Extracted records
======

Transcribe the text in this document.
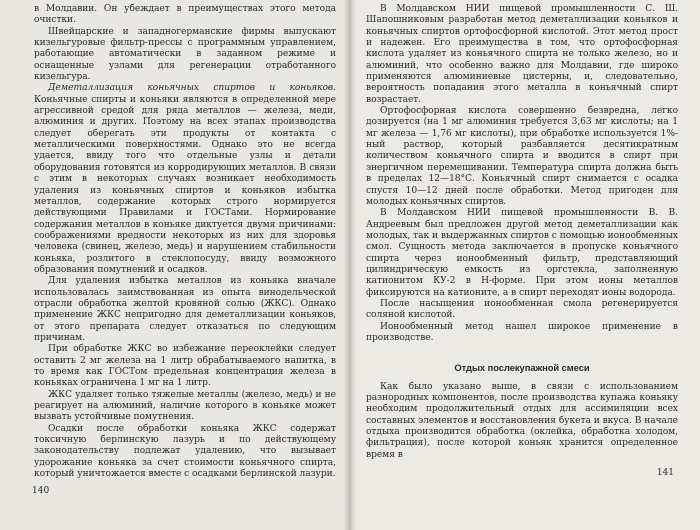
в Молдавии. Он убеждает в преимуществах этого метода очистки.

Швейцарские и западногерманские фирмы выпускают кизельгуровые фильтр-прессы с программным управлением, работающие автоматически в заданном режиме и оснащенные узлами для регенерации отработанного кизельгура.

Деметаллизация коньячных спиртов и коньяков. Коньячные спирты и коньяки являются в определенной мере агрессивной средой для ряда металлов — железа, меди, алюминия и других. Поэтому на всех этапах производства следует оберегать эти продукты от контакта с металлическими поверхностями. Однако это не всегда удается, ввиду того что отдельные узлы и детали оборудования готовятся из корродирующих металлов. В связи с этим в некоторых случаях возникает необходимость удаления из коньячных спиртов и коньяков избытка металлов, содержание которых строго нормируется действующими Правилами и ГОСТами. Нормирование содержания металлов в коньяке диктуется двумя причинами: соображениями вредности некоторых из них для здоровья человека (свинец, железо, медь) и нарушением стабильности коньяка, розлитого в стеклопосуду, ввиду возможного образования помутнений и осадков.

Для удаления избытка металлов из коньяка вначале использовалась заимствованная из опыта винодельческой отрасли обработка желтой кровяной солью (ЖКС). Однако применение ЖКС непригодно для деметаллизации коньяков, от этого препарата следует отказаться по следующим причинам.

При обработке ЖКС во избежание переоклейки следует оставить 2 мг железа на 1 литр обрабатываемого напитка, в то время как ГОСТом предельная концентрация железа в коньяках ограничена 1 мг на 1 литр.

ЖКС удаляет только тяжелые металлы (железо, медь) и не реагирует на алюминий, наличие которого в коньяке может вызвать устойчивые помутнения.

Осадки после обработки коньяка ЖКС содержат токсичную берлинскую лазурь и по действующему законодательству подлежат удалению, что вызывает удорожание коньяка за счет стоимости коньячного спирта, который уничтожается вместе с осадками берлинской лазури.

140

В Молдавском НИИ пищевой промышленности С. Ш. Шапошниковым разработан метод деметаллизации коньяков и коньячных спиртов ортофосфорной кислотой. Этот метод прост и надежен. Его преимущества в том, что ортофосфорная кислота удаляет из коньячного спирта не только железо, но и алюминий, что особенно важно для Молдавии, где широко применяются алюминиевые цистерны, и, следовательно, вероятность попадания этого металла в коньячный спирт возрастает.

Ортофосфорная кислота совершенно безвредна, легко дозируется (на 1 мг алюминия требуется 3,63 мг кислоты; на 1 мг железа — 1,76 мг кислоты), при обработке используется 1%-ный раствор, который разбавляется десятикратным количеством коньячного спирта и вводится в спирт при энергичном перемешивании. Температура спирта должна быть в пределах 12—18°С. Коньячный спирт снимается с осадка спустя 10—12 дней после обработки. Метод пригоден для молодых коньячных спиртов.

В Молдавском НИИ пищевой промышленности В. В. Андреевым был предложен другой метод деметаллизации как молодых, так и выдержанных спиртов с помощью ионообменных смол. Сущность метода заключается в пропуске коньячного спирта через ионообменный фильтр, представляющий цилиндрическую емкость из оргстекла, заполненную катионитом КУ-2 в Н-форме. При этом ионы металлов фиксируются на катионите, а в спирт переходят ионы водорода.

После насыщения ионообменная смола регенерируется соляной кислотой.

Ионообменный метод нашел широкое применение в производстве.

Отдых послекупажной смеси

Как было указано выше, в связи с использованием разнородных компонентов, после производства купажа коньяку необходим продолжительный отдых для ассимиляции всех составных элементов и восстановления букета и вкуса. В начале отдыха производится обработка (оклейка, обработка холодом, фильтрация), после которой коньяк хранится определенное время в

141
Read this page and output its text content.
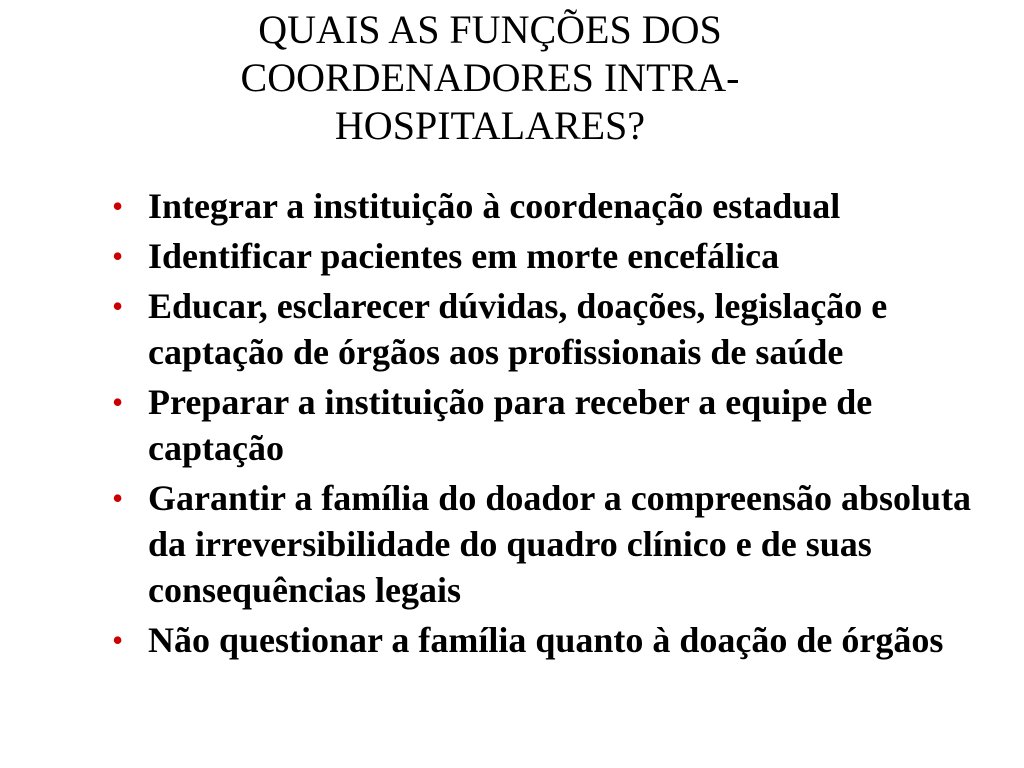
QUAIS AS FUNÇÕES DOS
COORDENADORES INTRA-
HOSPITALARES?
• Integrar a instituição à coordenação estadual
• Identificar pacientes em morte encefálica
• Educar, esclarecer dúvidas, doações, legislação e captação de órgãos aos profissionais de saúde
• Preparar a instituição para receber a equipe de captação
• Garantir a família do doador a compreensão absoluta da irreversibilidade do quadro clínico e de suas consequências legais
• Não questionar a família quanto à doação de órgãos
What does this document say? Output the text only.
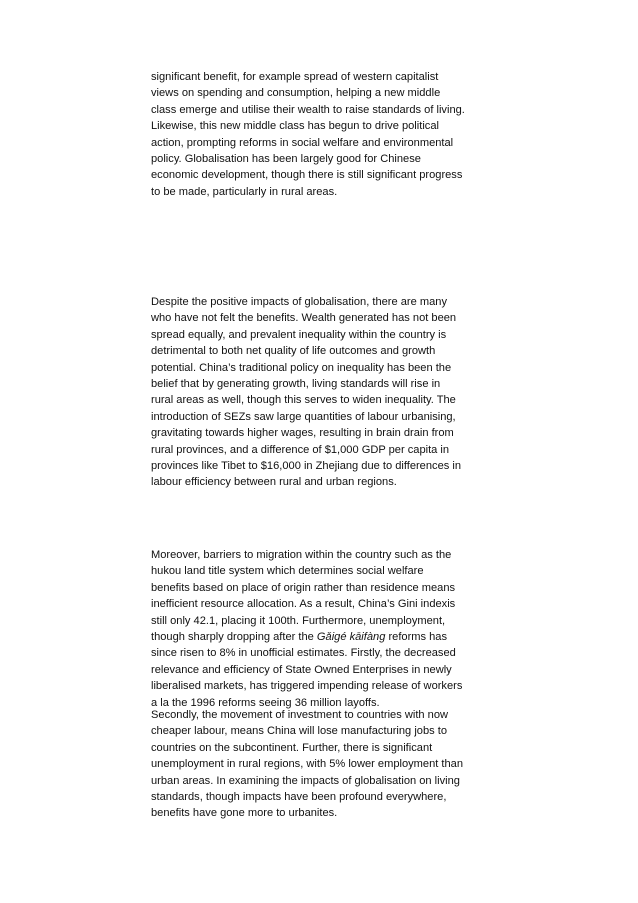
significant benefit, for example spread of western capitalist
views on spending and consumption, helping a new middle
class emerge and utilise their wealth to raise standards of living.
Likewise, this new middle class has begun to drive political
action, prompting reforms in social welfare and environmental
policy. Globalisation has been largely good for Chinese
economic development, though there is still significant progress
to be made, particularly in rural areas.

Despite the positive impacts of globalisation, there are many
who have not felt the benefits. Wealth generated has not been
spread equally, and prevalent inequality within the country is
detrimental to both net quality of life outcomes and growth
potential. China’s traditional policy on inequality has been the
belief that by generating growth, living standards will rise in
rural areas as well, though this serves to widen inequality. The
introduction of SEZs saw large quantities of labour urbanising,
gravitating towards higher wages, resulting in brain drain from
rural provinces, and a difference of $1,000 GDP per capita in
provinces like Tibet to $16,000 in Zhejiang due to differences in
labour efficiency between rural and urban regions.

Moreover, barriers to migration within the country such as the
hukou land title system which determines social welfare
benefits based on place of origin rather than residence means
inefficient resource allocation. As a result, China’s Gini indexis
still only 42.1, placing it 100th. Furthermore, unemployment,
though sharply dropping after the Gǎigé kāifàng reforms has
since risen to 8% in unofficial estimates. Firstly, the decreased
relevance and efficiency of State Owned Enterprises in newly
liberalised markets, has triggered impending release of workers
a la the 1996 reforms seeing 36 million layoffs.

Secondly, the movement of investment to countries with now
cheaper labour, means China will lose manufacturing jobs to
countries on the subcontinent. Further, there is significant
unemployment in rural regions, with 5% lower employment than
urban areas. In examining the impacts of globalisation on living
standards, though impacts have been profound everywhere,
benefits have gone more to urbanites.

======

• _To do_: Check the data for the word "text" and pull out the lines that have it.

• _Full answer_:
Transcribe the text in this document.
Read this page and output its text content.
What does this document say? Output the text only.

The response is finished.